◆ WHAT YOU ARE ASKED TO DO ◆
Print the material verbatim, starting at its first line and ending at the line containing "- envelope-icon: [942, 2290, 1006, 2350]", with both of those lines included.

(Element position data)

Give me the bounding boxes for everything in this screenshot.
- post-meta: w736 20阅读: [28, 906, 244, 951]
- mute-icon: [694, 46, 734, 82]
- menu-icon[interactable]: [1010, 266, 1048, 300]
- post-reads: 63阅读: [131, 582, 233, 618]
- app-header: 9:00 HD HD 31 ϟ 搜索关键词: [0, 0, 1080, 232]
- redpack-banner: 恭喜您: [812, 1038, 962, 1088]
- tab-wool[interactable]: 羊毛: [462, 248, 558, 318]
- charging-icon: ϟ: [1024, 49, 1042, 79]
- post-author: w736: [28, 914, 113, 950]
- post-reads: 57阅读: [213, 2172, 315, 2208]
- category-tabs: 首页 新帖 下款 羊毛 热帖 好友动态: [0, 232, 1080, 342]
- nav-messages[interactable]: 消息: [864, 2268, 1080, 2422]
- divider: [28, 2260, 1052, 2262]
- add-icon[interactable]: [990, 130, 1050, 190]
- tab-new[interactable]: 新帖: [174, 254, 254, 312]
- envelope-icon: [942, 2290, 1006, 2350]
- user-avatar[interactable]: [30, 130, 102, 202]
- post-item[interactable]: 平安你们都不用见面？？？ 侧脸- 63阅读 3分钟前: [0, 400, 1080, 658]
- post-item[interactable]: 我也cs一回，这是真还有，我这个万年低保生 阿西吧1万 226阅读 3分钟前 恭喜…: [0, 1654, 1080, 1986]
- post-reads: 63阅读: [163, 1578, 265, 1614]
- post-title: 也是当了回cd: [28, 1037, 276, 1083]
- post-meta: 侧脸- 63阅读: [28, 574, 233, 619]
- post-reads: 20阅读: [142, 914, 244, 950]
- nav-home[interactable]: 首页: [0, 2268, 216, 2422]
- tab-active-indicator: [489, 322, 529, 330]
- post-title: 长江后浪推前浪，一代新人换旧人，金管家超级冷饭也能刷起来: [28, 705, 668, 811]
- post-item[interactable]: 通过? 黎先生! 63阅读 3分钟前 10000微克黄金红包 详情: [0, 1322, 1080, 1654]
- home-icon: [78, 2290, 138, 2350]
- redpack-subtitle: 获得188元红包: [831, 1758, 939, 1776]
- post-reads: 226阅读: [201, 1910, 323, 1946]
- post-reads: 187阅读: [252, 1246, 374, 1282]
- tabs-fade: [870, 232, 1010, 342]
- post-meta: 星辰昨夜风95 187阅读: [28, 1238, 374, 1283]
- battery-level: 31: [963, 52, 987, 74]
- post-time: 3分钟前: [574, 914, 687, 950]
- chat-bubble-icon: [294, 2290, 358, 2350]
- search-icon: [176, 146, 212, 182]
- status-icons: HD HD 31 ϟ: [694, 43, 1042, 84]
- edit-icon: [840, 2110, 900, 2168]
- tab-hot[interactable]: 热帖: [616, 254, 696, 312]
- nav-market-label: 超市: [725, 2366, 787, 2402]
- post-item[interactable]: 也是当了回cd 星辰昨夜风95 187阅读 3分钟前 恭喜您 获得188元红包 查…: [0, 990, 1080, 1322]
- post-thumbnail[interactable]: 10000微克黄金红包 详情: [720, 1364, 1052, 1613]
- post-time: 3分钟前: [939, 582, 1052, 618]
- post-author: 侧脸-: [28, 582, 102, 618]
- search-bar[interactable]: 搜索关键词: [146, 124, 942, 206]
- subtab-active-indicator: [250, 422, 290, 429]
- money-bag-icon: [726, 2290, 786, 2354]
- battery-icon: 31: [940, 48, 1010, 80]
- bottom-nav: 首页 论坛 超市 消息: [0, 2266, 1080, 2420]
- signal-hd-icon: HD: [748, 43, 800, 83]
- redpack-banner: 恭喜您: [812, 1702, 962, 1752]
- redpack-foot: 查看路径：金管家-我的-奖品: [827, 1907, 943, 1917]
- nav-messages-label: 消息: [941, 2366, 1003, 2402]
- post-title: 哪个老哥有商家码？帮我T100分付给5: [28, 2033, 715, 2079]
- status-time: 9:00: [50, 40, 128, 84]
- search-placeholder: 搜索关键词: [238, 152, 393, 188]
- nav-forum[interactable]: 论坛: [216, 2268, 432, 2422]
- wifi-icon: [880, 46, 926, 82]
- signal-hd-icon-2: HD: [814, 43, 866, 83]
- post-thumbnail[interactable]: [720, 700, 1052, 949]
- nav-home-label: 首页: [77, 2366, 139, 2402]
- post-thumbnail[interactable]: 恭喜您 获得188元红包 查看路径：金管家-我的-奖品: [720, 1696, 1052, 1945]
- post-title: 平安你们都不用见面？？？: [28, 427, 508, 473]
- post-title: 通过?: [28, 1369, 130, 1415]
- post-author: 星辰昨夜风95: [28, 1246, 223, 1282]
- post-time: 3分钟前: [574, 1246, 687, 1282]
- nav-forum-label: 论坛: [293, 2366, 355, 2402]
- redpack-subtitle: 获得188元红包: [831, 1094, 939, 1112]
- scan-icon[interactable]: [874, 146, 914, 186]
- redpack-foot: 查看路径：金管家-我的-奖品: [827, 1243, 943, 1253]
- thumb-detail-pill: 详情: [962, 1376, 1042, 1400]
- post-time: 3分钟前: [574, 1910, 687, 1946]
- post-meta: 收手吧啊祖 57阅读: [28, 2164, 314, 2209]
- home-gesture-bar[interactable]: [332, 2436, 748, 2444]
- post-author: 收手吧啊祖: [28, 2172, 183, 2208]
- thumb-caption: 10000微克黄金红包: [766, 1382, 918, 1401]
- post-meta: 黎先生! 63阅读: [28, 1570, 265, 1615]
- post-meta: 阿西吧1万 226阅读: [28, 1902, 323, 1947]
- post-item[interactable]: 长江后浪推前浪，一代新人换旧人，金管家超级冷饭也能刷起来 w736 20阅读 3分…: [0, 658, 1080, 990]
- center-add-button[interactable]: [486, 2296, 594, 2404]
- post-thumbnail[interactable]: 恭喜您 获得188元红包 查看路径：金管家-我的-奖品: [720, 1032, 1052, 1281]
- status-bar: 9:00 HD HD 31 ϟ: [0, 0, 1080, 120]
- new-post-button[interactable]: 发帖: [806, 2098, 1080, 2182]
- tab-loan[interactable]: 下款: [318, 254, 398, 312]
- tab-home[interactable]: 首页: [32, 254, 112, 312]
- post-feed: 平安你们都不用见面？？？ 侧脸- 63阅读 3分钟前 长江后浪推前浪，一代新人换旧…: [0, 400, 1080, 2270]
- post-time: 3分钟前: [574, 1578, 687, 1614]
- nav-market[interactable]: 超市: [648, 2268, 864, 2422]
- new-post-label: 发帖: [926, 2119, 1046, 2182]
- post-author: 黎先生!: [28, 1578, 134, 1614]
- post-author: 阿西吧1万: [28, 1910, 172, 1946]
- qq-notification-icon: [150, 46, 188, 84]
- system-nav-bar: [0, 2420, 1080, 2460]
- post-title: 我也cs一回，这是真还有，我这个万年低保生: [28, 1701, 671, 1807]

◆ EXERCISE SOLUTION ◆
Give me the bounding boxes for everything in this screenshot.
- post-meta: w736 20阅读: [28, 906, 244, 951]
- mute-icon: [694, 46, 734, 82]
- menu-icon[interactable]: [1010, 266, 1048, 300]
- post-reads: 63阅读: [131, 582, 233, 618]
- app-header: 9:00 HD HD 31 ϟ 搜索关键词: [0, 0, 1080, 232]
- redpack-banner: 恭喜您: [812, 1038, 962, 1088]
- tab-wool[interactable]: 羊毛: [462, 248, 558, 318]
- charging-icon: ϟ: [1024, 49, 1042, 79]
- post-author: w736: [28, 914, 113, 950]
- post-reads: 57阅读: [213, 2172, 315, 2208]
- category-tabs: 首页 新帖 下款 羊毛 热帖 好友动态: [0, 232, 1080, 342]
- nav-messages[interactable]: 消息: [864, 2268, 1080, 2422]
- divider: [28, 2260, 1052, 2262]
- add-icon[interactable]: [990, 130, 1050, 190]
- tab-new[interactable]: 新帖: [174, 254, 254, 312]
- envelope-icon: [942, 2290, 1006, 2350]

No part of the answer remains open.